▶ [Listed records]
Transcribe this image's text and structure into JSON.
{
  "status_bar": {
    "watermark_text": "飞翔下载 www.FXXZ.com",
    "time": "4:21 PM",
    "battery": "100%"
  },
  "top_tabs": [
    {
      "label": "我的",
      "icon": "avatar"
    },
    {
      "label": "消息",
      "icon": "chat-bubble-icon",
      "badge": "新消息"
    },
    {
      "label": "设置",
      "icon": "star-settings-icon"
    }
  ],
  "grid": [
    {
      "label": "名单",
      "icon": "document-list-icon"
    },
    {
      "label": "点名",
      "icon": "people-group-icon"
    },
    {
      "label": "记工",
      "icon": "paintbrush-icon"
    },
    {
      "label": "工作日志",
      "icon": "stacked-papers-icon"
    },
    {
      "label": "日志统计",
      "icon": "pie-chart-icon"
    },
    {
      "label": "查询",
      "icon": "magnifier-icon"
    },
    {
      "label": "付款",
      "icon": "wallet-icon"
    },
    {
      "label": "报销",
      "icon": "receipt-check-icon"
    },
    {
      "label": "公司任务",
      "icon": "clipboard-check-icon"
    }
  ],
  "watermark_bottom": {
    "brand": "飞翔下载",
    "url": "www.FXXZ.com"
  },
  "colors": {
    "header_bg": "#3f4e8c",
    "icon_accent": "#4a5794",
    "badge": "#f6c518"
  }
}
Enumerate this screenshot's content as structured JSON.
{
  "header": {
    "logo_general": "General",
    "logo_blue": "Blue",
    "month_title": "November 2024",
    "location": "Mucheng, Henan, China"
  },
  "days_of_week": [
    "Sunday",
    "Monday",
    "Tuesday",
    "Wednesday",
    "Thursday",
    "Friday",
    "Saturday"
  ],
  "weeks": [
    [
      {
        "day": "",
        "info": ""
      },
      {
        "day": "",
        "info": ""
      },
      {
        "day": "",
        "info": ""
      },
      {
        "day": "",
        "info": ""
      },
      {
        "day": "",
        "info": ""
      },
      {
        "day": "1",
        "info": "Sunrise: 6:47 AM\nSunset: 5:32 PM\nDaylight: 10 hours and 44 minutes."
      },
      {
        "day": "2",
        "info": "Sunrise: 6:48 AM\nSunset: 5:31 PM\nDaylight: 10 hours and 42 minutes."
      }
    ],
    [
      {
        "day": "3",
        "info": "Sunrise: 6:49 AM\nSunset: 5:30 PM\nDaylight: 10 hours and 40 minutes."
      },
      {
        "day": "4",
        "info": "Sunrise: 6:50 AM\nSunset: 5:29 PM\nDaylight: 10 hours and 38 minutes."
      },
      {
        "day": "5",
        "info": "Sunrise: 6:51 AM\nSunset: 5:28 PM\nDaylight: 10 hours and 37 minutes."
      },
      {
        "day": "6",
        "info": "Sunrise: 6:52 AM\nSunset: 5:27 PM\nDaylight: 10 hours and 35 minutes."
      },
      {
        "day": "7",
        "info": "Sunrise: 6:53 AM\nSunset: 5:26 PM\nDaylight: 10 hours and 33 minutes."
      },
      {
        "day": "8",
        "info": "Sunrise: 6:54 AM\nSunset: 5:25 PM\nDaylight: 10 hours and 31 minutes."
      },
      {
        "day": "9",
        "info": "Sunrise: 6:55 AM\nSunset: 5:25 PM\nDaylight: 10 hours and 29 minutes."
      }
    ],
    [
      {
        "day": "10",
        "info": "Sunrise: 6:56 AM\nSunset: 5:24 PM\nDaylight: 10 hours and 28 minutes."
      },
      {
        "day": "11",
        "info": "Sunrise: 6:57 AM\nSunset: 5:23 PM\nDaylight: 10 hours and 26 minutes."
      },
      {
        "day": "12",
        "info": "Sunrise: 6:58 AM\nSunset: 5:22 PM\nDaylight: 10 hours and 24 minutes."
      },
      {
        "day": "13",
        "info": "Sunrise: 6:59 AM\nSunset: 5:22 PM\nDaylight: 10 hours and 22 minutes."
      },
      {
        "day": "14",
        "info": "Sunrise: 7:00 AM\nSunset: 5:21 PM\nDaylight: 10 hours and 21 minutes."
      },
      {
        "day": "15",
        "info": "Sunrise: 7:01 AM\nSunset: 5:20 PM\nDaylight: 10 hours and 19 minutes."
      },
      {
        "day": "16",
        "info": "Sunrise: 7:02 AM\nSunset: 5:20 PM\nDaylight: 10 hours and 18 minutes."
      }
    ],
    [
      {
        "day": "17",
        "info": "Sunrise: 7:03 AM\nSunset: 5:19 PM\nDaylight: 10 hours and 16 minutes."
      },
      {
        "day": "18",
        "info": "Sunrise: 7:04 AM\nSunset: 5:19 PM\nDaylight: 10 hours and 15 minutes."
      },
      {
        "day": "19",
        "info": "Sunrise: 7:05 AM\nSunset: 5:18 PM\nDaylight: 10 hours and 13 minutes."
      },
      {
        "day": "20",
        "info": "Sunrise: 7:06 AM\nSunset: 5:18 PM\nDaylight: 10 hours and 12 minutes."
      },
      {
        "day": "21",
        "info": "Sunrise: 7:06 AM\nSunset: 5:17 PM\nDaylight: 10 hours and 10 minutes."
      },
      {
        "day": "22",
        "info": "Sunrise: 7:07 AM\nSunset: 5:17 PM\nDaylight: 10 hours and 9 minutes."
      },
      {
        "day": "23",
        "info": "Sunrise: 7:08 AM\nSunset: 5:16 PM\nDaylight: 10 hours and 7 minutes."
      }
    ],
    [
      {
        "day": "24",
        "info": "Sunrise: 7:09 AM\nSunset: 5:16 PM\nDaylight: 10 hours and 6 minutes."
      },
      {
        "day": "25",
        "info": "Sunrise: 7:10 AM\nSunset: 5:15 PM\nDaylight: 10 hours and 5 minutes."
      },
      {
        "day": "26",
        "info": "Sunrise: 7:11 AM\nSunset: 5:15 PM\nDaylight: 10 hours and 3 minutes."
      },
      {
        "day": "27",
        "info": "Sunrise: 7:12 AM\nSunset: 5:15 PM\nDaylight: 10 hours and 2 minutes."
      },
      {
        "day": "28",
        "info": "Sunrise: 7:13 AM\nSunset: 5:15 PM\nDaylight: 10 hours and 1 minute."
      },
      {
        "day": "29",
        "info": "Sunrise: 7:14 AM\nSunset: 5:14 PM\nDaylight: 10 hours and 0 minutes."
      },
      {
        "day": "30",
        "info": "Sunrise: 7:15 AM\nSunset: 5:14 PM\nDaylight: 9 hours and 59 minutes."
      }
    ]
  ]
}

---

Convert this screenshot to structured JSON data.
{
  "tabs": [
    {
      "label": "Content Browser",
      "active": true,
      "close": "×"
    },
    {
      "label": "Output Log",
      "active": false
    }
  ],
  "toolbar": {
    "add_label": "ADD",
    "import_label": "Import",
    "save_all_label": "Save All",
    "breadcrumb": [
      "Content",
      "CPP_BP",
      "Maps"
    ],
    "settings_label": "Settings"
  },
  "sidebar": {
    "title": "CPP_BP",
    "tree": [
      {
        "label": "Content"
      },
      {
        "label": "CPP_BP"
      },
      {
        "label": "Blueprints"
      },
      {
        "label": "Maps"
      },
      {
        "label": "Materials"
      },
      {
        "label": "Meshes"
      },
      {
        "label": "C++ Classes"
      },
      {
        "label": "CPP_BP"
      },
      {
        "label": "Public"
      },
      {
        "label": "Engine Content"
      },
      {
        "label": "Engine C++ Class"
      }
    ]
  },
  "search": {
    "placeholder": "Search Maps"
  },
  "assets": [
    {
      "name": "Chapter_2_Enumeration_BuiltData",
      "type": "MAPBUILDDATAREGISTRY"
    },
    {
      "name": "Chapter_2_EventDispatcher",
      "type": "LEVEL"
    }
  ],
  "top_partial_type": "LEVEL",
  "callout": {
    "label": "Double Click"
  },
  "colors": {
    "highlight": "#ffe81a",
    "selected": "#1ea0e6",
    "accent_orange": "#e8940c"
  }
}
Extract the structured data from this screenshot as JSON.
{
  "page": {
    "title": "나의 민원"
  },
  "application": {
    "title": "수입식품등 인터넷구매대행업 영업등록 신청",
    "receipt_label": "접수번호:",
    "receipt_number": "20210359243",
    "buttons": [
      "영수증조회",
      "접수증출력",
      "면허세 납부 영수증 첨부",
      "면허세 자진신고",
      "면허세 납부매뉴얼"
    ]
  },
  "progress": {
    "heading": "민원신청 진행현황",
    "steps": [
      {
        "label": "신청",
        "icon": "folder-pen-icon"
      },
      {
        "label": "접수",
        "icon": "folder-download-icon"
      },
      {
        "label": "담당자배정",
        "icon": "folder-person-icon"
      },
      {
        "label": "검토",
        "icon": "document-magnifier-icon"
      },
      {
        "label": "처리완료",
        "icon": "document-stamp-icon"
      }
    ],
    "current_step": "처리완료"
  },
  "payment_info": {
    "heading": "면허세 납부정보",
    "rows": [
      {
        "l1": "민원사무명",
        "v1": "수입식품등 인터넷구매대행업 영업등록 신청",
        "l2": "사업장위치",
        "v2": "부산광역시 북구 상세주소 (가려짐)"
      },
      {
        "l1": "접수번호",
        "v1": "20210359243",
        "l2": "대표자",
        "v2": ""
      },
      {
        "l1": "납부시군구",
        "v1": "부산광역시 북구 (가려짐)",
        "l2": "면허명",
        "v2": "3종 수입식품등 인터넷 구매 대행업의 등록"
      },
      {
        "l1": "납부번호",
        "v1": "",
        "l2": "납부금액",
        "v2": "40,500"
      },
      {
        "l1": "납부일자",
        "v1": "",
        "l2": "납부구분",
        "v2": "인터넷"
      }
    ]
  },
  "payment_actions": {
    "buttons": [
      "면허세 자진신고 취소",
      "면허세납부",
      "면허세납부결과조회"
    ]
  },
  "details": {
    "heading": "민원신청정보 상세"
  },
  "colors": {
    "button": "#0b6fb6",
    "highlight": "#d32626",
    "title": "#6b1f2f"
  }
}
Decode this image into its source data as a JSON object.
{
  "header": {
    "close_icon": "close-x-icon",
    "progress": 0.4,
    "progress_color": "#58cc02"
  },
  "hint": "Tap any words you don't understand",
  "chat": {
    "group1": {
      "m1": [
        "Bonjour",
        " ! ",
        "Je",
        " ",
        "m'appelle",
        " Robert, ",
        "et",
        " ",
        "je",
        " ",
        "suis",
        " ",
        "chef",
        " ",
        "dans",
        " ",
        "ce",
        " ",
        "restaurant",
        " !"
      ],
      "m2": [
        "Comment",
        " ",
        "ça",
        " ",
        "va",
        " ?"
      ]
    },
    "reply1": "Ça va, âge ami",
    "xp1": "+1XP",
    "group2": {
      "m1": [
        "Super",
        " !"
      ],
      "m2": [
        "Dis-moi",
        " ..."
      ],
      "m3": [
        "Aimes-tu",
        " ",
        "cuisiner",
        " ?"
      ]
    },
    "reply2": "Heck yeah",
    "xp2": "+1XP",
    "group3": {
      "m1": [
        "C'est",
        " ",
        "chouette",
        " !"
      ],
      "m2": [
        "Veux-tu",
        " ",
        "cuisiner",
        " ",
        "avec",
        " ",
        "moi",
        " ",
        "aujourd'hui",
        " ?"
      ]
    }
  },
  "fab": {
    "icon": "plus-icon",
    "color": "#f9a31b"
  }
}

▶ [Required work] Lines holding the word "image" in the entries above are the ones to pull out. Copy them all.

▶ [Finished answer]
Transcribe this image's text and structure into JSON.
Decode this image into its source data as a JSON object.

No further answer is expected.